> _Short problem_: Count lines with the string "piece" in them. State the number alone.
───── Data listing
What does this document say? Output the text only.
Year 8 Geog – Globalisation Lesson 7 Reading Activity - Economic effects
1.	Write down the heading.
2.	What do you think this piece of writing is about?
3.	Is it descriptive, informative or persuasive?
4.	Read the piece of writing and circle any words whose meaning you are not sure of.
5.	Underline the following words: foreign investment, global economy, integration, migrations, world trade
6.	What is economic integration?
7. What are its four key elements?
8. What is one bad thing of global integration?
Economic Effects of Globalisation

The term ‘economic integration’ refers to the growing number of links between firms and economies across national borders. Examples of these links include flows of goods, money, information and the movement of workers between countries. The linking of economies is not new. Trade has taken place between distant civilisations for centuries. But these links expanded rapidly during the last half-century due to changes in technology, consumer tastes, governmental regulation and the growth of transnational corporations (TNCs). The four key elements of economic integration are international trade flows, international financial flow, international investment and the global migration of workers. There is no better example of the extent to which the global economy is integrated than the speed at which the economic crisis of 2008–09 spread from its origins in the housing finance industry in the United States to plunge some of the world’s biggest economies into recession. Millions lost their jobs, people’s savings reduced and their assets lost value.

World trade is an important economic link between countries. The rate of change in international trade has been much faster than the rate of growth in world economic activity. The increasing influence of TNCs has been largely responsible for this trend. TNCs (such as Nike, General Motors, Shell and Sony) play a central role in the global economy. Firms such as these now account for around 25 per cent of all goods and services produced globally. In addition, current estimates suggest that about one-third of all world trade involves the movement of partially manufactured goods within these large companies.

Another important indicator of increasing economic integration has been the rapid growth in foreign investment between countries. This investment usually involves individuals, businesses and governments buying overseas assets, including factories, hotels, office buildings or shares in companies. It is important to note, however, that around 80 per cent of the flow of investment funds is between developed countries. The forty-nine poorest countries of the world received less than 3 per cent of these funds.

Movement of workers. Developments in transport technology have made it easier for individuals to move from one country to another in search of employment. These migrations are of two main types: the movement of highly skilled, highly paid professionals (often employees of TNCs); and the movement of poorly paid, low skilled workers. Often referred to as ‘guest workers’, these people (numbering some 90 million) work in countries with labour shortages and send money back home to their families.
──────────
───── Data listing
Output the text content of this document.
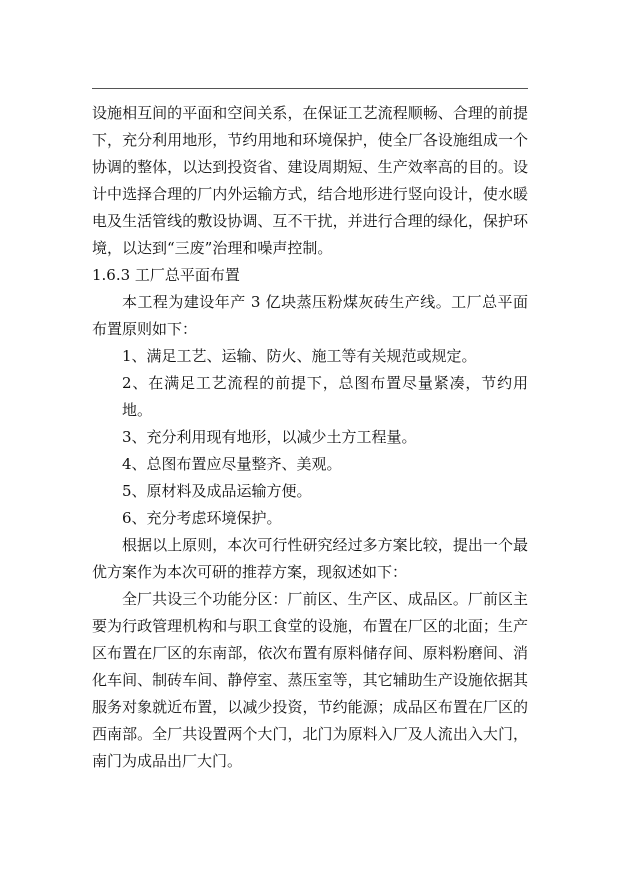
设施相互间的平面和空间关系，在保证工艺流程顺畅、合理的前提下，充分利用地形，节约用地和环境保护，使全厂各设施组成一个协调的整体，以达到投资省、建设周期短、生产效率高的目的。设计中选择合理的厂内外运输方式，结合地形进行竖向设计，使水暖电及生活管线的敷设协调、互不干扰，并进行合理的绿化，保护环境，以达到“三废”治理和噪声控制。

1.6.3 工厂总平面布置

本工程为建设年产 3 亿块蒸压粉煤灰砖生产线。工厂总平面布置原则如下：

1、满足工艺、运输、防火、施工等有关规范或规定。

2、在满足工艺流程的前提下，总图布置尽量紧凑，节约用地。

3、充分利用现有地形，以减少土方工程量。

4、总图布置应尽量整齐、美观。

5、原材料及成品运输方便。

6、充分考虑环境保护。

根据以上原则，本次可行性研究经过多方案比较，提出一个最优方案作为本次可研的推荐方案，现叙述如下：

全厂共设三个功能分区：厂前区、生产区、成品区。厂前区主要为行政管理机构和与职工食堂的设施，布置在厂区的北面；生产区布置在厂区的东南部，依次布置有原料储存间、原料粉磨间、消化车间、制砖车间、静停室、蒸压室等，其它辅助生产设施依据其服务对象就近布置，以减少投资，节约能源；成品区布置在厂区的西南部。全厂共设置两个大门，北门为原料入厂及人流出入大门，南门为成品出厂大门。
──────────
───── Data listing
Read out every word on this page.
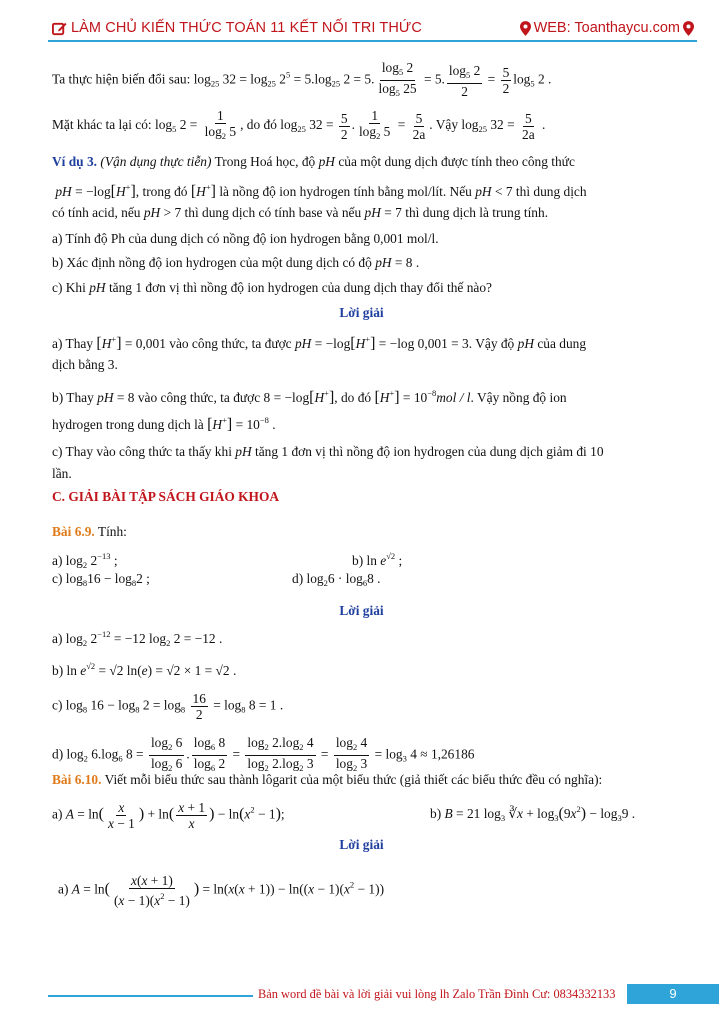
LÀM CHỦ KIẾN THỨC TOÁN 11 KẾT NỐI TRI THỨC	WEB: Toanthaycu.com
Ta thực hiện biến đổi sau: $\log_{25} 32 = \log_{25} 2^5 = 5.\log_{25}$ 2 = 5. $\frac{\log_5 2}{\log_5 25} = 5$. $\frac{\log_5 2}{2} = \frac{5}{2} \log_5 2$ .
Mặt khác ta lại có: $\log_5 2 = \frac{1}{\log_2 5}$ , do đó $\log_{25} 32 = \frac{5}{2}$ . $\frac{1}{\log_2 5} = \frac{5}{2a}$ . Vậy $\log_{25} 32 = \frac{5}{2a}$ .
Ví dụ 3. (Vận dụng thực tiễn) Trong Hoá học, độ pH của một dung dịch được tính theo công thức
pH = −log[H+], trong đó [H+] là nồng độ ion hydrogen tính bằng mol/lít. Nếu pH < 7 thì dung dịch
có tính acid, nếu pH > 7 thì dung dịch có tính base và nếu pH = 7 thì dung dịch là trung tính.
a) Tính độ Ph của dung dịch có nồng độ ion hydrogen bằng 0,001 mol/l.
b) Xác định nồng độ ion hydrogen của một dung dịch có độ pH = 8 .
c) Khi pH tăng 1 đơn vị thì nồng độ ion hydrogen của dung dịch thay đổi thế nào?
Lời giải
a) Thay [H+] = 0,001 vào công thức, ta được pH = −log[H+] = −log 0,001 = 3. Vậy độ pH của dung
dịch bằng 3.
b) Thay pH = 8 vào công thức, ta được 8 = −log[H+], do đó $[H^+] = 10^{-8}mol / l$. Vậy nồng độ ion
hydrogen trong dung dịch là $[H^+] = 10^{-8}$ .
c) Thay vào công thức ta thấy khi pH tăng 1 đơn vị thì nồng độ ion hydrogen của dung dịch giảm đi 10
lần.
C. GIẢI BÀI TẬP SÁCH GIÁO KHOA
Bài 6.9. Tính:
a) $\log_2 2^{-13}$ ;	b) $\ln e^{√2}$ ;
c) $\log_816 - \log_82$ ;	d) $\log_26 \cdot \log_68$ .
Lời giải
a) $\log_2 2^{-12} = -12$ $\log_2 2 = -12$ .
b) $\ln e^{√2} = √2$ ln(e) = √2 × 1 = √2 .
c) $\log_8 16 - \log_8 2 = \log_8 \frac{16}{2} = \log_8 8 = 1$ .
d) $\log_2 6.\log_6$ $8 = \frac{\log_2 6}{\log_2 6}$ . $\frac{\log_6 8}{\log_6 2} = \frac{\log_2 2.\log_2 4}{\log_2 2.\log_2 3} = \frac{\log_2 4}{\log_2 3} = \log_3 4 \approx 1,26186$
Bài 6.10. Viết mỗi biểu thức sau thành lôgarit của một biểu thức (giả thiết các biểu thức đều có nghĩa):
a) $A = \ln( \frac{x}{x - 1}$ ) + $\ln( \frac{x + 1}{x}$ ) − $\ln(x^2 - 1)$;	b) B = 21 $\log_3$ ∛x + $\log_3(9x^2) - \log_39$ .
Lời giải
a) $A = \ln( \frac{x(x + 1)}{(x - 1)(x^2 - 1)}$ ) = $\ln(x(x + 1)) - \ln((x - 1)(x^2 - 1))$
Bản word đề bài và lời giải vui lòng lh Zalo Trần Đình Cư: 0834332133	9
──────────
> _Finished answer_: 2